Recorded information |
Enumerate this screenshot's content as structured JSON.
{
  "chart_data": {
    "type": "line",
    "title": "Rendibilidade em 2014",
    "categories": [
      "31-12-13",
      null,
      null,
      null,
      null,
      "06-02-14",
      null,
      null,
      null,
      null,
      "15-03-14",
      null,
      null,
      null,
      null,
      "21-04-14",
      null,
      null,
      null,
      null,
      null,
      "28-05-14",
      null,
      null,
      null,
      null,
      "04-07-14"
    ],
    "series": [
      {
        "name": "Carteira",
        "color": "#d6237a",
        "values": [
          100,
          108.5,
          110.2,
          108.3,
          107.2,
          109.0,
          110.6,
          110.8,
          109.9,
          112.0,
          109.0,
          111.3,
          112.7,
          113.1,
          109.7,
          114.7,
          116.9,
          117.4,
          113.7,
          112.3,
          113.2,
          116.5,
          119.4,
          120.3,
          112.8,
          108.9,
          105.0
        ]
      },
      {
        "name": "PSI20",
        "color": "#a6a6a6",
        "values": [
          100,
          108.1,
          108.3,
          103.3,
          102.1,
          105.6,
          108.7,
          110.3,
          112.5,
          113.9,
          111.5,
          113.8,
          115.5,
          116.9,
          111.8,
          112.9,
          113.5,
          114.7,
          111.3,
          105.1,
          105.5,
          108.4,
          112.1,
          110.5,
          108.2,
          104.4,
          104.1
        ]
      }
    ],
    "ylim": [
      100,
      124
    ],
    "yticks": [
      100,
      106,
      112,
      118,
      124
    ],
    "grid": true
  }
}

Instructions for the task |
Quote each line of the data above exactly as written.

Reply to the exercise |
Enumerate this screenshot's content as structured JSON.
{
  "chart_data": {
    "type": "line",
    "title": "Rendibilidade em 2014",
    "categories": [
      "31-12-13",
      null,
      null,
      null,
      null,
      "06-02-14",
      null,
      null,
      null,
      null,
      "15-03-14",
      null,
      null,
      null,
      null,
      "21-04-14",
      null,
      null,
      null,
      null,
      null,
      "28-05-14",
      null,
      null,
      null,
      null,
      "04-07-14"
    ],
    "series": [
      {
        "name": "Carteira",
        "color": "#d6237a",
        "values": [
          100,
          108.5,
          110.2,
          108.3,
          107.2,
          109.0,
          110.6,
          110.8,
          109.9,
          112.0,
          109.0,
          111.3,
          112.7,
          113.1,
          109.7,
          114.7,
          116.9,
          117.4,
          113.7,
          112.3,
          113.2,
          116.5,
          119.4,
          120.3,
          112.8,
          108.9,
          105.0
        ]
      },
      {
        "name": "PSI20",
        "color": "#a6a6a6",
        "values": [
          100,
          108.1,
          108.3,
          103.3,
          102.1,
          105.6,
          108.7,
          110.3,
          112.5,
          113.9,
          111.5,
          113.8,
          115.5,
          116.9,
          111.8,
          112.9,
          113.5,
          114.7,
          111.3,
          105.1,
          105.5,
          108.4,
          112.1,
          110.5,
          108.2,
          104.4,
          104.1
        ]
      }
    ],
    "ylim": [
      100,
      124
    ],
    "yticks": [
      100,
      106,
      112,
      118,
      124
    ],
    "grid": true
  }
}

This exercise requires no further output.